**Objective:**
Count the lines in the data below that contain the string "Tasked". Give only the number.

**Data shown:**
• • • •
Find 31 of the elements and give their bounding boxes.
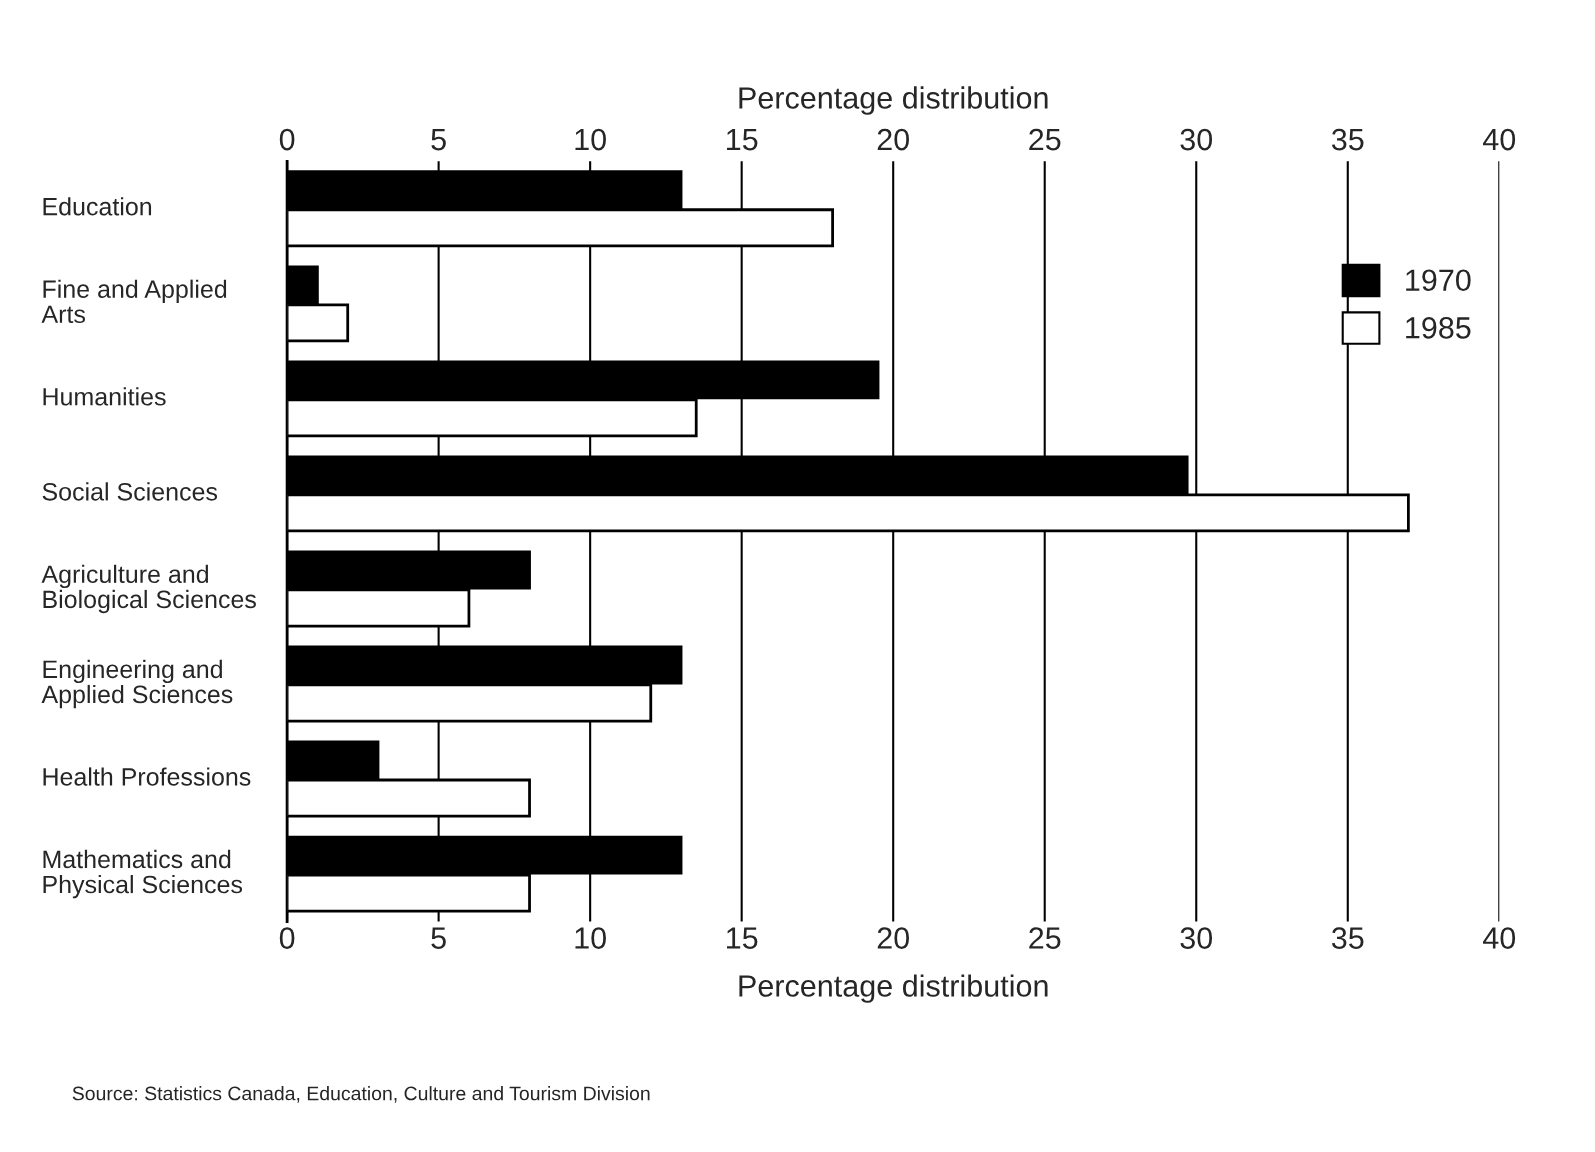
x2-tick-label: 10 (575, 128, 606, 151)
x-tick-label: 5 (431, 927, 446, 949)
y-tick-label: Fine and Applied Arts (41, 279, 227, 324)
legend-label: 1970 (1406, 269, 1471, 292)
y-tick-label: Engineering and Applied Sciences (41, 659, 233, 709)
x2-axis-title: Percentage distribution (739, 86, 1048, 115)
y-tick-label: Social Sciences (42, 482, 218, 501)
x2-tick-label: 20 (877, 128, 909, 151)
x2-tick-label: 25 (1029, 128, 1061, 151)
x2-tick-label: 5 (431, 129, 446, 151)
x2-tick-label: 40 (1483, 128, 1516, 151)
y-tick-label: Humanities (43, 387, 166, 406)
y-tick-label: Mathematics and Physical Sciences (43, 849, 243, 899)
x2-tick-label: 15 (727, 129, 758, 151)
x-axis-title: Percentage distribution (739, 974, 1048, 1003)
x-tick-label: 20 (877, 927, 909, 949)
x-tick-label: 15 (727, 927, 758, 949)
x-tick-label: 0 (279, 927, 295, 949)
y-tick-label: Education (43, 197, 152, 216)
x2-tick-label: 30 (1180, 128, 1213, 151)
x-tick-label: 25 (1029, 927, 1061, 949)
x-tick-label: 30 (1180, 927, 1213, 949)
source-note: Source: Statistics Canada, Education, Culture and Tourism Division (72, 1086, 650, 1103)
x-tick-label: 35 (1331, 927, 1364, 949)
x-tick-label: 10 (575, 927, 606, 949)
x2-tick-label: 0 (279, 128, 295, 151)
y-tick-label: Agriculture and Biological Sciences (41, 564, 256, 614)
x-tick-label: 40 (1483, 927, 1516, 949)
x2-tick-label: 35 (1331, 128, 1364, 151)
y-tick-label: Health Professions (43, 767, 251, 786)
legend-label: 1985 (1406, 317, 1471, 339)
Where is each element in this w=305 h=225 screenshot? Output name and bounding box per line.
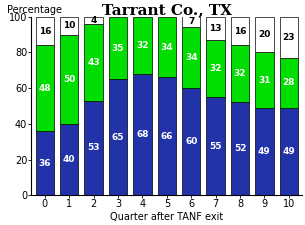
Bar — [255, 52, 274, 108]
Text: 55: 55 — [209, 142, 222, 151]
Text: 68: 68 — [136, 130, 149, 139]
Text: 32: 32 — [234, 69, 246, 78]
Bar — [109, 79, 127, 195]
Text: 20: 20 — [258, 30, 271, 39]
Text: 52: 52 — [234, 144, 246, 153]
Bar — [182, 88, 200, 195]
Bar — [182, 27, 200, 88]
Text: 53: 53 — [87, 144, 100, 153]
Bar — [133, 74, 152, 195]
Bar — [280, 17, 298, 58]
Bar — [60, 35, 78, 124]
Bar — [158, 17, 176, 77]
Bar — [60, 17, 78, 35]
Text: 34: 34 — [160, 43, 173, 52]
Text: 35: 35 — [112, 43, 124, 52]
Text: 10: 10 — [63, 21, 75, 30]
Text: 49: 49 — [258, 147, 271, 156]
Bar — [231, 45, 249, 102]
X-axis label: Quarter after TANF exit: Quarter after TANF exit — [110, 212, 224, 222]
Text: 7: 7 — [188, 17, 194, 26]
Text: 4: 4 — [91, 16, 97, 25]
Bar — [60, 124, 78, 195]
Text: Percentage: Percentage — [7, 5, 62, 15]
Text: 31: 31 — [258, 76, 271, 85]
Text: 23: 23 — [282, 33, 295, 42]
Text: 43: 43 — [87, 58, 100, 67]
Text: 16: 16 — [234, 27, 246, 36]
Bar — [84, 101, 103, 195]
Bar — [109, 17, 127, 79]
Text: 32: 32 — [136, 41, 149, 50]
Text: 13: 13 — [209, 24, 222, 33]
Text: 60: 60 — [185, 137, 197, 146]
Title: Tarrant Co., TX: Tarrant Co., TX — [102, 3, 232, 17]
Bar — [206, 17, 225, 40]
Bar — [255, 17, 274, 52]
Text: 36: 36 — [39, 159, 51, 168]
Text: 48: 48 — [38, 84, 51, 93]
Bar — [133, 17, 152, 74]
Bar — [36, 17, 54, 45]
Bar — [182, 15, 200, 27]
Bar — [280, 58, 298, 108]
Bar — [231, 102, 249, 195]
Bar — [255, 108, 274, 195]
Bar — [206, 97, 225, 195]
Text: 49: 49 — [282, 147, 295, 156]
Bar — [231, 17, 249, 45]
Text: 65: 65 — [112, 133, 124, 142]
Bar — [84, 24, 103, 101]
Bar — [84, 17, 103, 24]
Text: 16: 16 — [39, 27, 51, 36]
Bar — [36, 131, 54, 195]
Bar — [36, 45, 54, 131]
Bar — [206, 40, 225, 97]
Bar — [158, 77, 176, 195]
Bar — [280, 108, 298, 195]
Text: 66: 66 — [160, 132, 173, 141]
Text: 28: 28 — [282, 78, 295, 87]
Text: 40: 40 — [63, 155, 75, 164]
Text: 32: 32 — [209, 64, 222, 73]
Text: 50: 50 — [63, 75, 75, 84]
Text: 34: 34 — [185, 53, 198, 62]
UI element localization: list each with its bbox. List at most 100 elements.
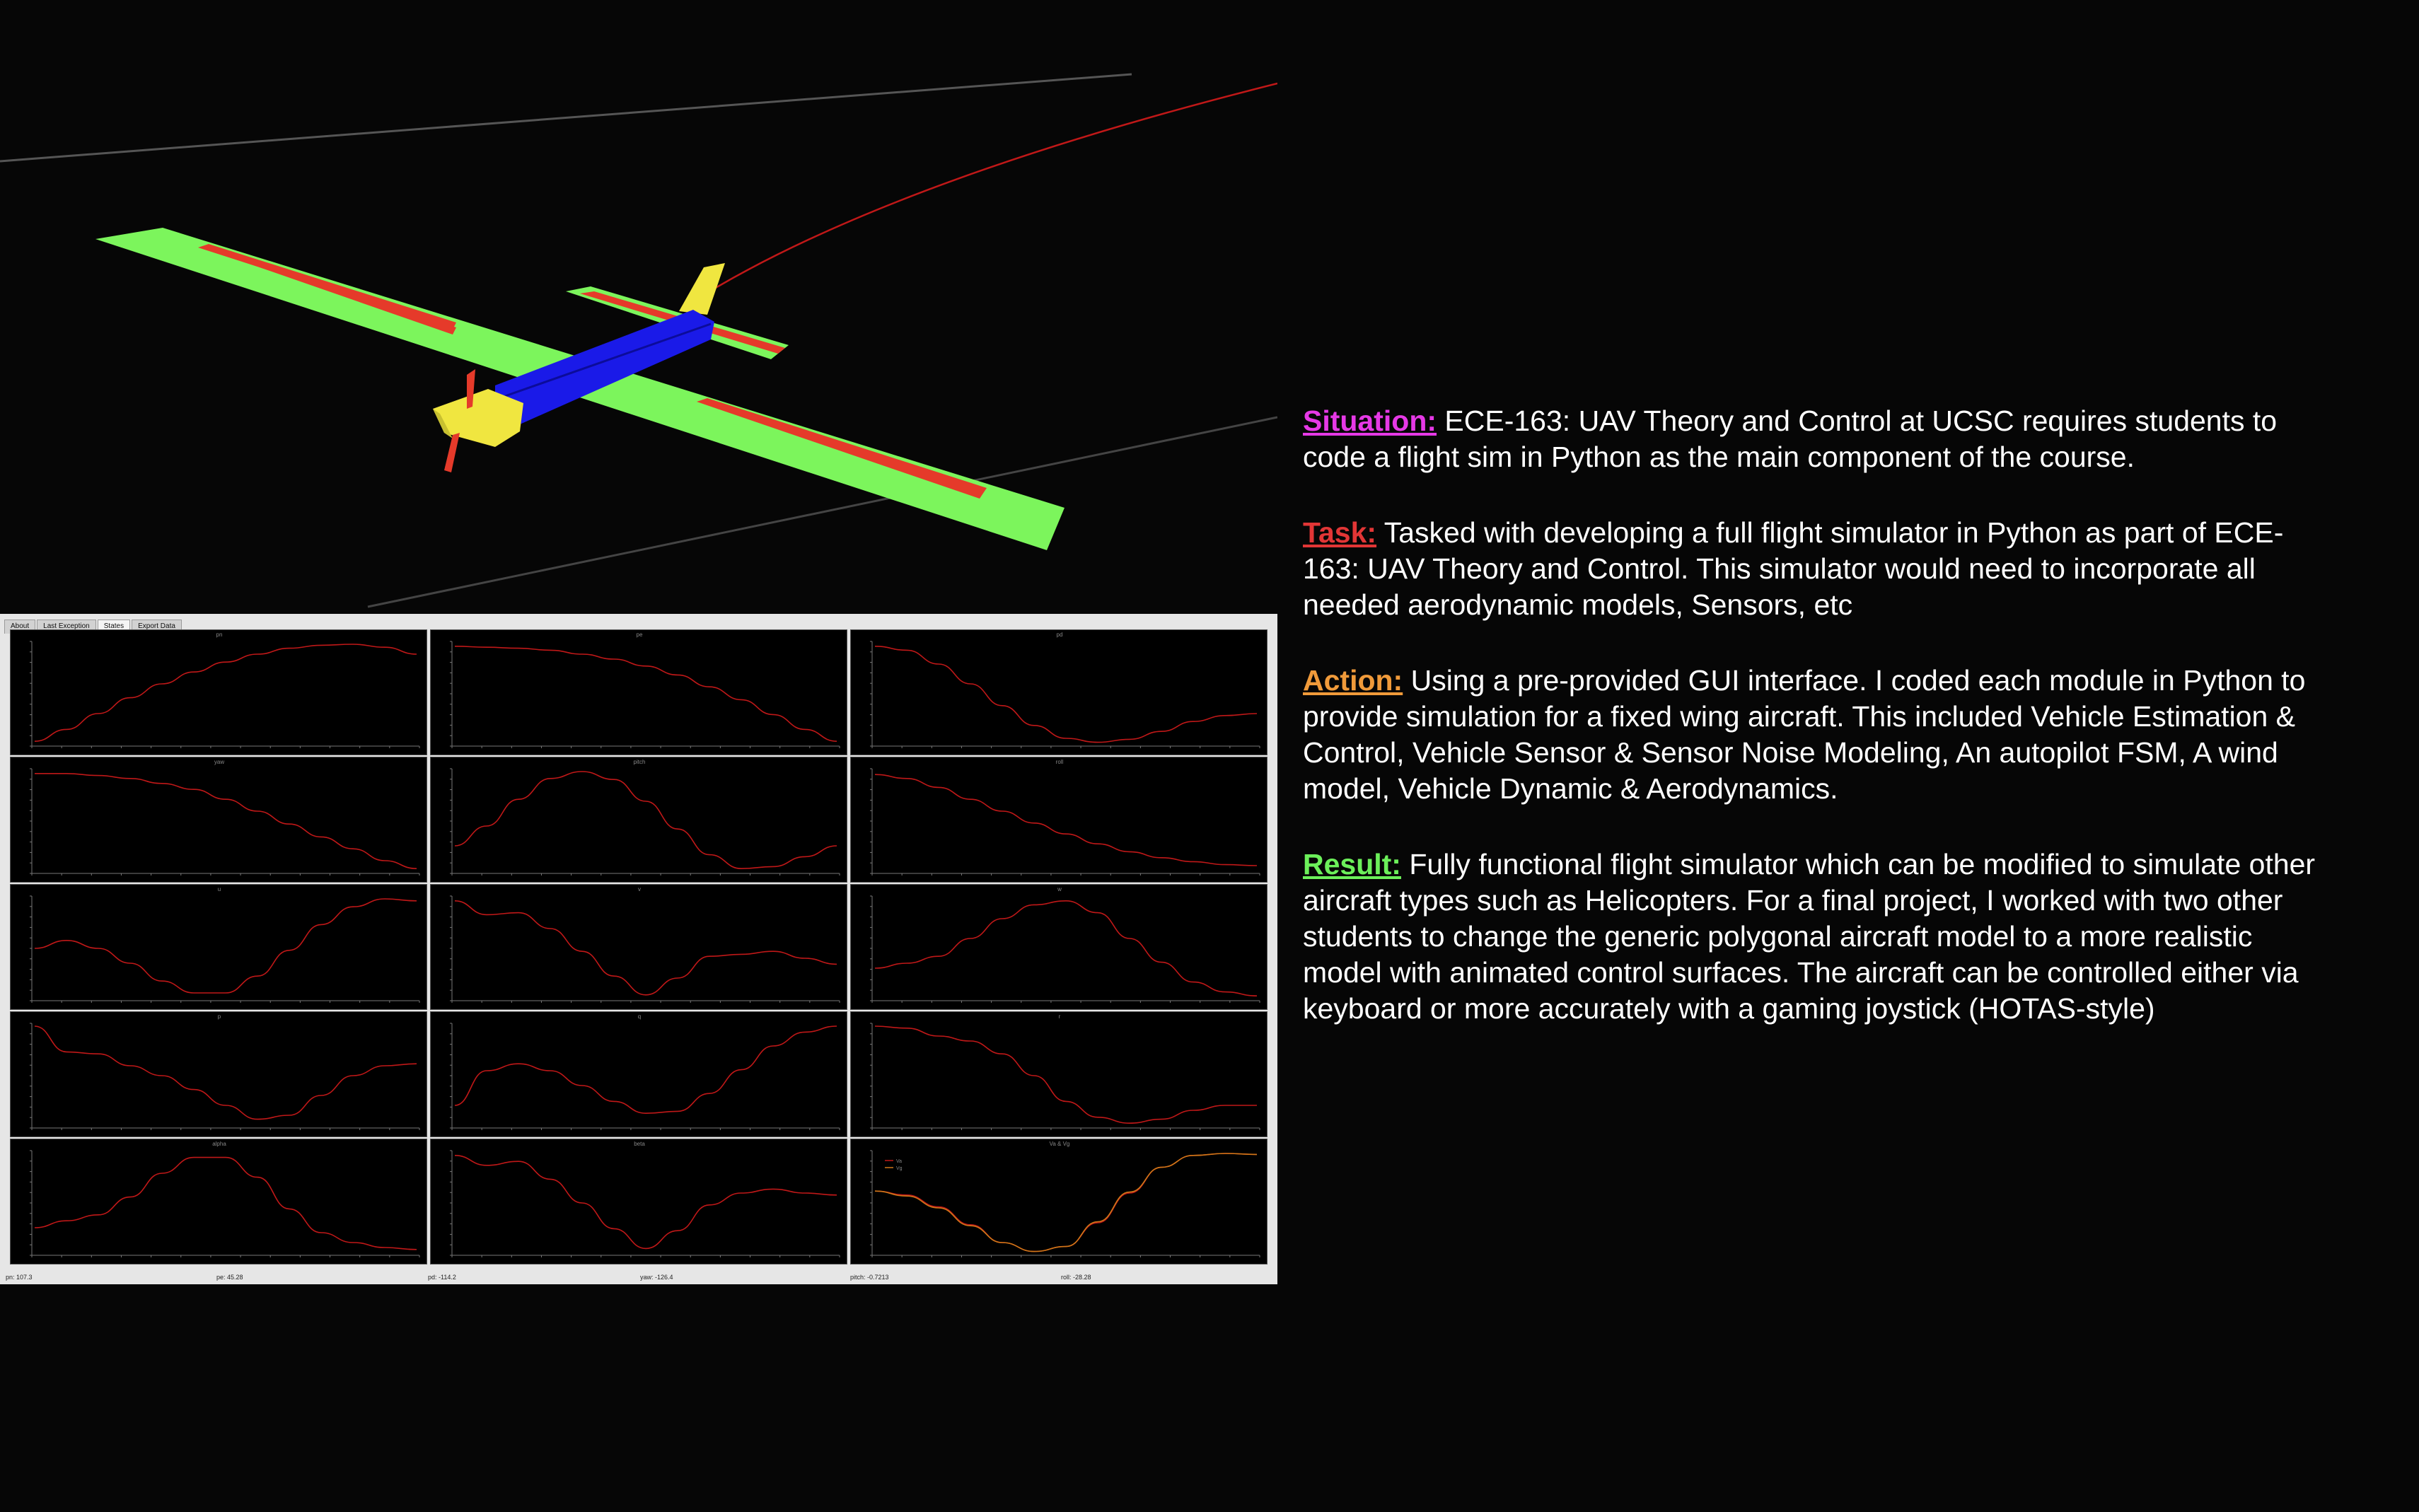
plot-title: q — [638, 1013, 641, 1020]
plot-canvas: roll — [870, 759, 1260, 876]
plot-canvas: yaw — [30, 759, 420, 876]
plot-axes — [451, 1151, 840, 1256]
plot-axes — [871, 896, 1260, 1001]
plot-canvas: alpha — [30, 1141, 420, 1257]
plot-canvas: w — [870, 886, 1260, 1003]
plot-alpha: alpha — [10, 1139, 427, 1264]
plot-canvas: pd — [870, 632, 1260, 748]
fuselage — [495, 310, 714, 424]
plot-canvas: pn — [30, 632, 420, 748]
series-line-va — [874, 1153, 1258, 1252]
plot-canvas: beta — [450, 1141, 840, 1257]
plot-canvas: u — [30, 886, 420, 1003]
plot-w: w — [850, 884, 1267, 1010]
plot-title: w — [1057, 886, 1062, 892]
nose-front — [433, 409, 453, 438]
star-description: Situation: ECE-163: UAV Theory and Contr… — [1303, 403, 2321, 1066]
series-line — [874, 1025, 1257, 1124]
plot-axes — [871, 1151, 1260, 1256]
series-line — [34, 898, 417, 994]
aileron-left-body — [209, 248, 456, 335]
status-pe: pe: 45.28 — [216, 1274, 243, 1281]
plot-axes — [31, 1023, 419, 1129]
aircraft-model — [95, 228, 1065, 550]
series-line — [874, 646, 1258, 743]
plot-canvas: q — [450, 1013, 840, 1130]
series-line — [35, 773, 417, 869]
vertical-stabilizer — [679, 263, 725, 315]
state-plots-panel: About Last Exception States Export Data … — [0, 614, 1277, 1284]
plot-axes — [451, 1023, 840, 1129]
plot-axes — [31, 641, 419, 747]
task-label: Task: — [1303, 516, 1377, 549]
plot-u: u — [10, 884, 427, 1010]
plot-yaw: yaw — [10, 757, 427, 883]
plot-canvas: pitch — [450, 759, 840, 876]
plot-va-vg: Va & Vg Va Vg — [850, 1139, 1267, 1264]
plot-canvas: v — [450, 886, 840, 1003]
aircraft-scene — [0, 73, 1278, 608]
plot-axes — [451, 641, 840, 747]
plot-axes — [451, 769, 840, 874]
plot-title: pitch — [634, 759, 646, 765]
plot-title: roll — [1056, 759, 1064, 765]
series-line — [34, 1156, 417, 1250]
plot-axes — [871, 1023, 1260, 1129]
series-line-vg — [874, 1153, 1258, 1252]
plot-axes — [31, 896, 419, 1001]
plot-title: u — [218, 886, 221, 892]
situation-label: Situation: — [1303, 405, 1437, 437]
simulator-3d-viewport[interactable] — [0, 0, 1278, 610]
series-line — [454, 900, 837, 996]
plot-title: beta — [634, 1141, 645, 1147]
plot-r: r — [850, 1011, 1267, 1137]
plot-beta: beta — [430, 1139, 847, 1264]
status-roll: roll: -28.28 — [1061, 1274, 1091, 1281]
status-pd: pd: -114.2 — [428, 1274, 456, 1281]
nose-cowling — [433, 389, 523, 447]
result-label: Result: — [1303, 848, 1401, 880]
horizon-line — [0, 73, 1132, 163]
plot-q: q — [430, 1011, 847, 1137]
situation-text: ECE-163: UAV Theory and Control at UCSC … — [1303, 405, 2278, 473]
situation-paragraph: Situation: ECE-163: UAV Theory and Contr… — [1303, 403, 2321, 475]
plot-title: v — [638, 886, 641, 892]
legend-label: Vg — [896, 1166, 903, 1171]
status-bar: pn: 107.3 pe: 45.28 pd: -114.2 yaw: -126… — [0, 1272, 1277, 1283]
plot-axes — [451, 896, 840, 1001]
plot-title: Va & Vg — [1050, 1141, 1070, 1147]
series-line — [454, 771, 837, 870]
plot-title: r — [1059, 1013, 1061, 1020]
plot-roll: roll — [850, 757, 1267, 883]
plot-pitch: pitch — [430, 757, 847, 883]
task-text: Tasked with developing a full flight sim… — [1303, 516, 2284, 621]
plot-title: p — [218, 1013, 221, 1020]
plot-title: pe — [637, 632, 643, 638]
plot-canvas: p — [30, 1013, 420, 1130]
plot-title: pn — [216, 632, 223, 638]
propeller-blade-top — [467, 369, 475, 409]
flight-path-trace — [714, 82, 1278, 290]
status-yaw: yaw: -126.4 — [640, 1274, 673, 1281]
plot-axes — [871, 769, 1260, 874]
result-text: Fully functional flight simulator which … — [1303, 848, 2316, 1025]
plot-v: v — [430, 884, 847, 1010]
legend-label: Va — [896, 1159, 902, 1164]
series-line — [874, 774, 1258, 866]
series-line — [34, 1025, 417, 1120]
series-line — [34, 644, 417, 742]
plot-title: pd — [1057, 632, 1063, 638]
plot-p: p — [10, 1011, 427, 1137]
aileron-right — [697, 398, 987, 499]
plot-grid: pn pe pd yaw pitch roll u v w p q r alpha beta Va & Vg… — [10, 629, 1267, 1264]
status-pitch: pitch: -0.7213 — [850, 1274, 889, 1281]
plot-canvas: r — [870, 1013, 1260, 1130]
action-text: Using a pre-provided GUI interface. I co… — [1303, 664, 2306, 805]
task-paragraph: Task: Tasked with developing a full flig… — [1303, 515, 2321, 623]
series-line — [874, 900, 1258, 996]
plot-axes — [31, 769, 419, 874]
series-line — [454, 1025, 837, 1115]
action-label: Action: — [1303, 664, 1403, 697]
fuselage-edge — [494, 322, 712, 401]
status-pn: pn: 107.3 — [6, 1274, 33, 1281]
• • • •
**Exercise answer:**
2